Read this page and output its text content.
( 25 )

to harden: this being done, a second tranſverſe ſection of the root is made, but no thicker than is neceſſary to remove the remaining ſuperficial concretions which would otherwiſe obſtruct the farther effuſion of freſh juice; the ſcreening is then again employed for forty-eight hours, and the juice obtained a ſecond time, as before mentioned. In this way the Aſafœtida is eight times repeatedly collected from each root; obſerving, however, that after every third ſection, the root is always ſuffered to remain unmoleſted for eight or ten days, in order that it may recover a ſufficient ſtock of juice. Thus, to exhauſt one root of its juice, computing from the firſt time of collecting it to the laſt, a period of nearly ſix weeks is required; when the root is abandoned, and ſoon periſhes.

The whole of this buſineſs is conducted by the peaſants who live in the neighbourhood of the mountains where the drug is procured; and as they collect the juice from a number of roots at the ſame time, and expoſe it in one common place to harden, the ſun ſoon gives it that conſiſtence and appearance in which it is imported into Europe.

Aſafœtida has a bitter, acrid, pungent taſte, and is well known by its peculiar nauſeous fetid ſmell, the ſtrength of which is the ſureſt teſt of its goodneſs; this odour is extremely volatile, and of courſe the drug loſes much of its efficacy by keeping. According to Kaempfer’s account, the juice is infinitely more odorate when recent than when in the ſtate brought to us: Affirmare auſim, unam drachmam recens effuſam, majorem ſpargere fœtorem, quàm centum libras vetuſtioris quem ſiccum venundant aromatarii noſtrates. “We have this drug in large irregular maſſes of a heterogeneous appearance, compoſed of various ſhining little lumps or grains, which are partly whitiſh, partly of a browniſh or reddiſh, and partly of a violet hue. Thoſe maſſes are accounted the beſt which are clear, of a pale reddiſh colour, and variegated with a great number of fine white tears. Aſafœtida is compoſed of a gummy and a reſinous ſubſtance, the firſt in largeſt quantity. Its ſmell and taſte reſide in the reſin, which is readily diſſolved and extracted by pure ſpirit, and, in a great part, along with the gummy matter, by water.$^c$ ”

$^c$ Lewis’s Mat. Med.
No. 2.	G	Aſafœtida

# # # # # # #

TASK REQUIREMENTS
Print all the data exactly.

EXPECTED ANSWER
Read this page and output its text content.
( 25 )

to harden: this being done, a second tranſverſe ſection of the root is made, but no thicker than is neceſſary to remove the remaining ſuperficial concretions which would otherwiſe obſtruct the farther effuſion of freſh juice; the ſcreening is then again employed for forty-eight hours, and the juice obtained a ſecond time, as before mentioned. In this way the Aſafœtida is eight times repeatedly collected from each root; obſerving, however, that after every third ſection, the root is always ſuffered to remain unmoleſted for eight or ten days, in order that it may recover a ſufficient ſtock of juice. Thus, to exhauſt one root of its juice, computing from the firſt time of collecting it to the laſt, a period of nearly ſix weeks is required; when the root is abandoned, and ſoon periſhes.

The whole of this buſineſs is conducted by the peaſants who live in the neighbourhood of the mountains where the drug is procured; and as they collect the juice from a number of roots at the ſame time, and expoſe it in one common place to harden, the ſun ſoon gives it that conſiſtence and appearance in which it is imported into Europe.

Aſafœtida has a bitter, acrid, pungent taſte, and is well known by its peculiar nauſeous fetid ſmell, the ſtrength of which is the ſureſt teſt of its goodneſs; this odour is extremely volatile, and of courſe the drug loſes much of its efficacy by keeping. According to Kaempfer’s account, the juice is infinitely more odorate when recent than when in the ſtate brought to us: Affirmare auſim, unam drachmam recens effuſam, majorem ſpargere fœtorem, quàm centum libras vetuſtioris quem ſiccum venundant aromatarii noſtrates. “We have this drug in large irregular maſſes of a heterogeneous appearance, compoſed of various ſhining little lumps or grains, which are partly whitiſh, partly of a browniſh or reddiſh, and partly of a violet hue. Thoſe maſſes are accounted the beſt which are clear, of a pale reddiſh colour, and variegated with a great number of fine white tears. Aſafœtida is compoſed of a gummy and a reſinous ſubſtance, the firſt in largeſt quantity. Its ſmell and taſte reſide in the reſin, which is readily diſſolved and extracted by pure ſpirit, and, in a great part, along with the gummy matter, by water.$^c$ ”

$^c$ Lewis’s Mat. Med.
No. 2.	G	Aſafœtida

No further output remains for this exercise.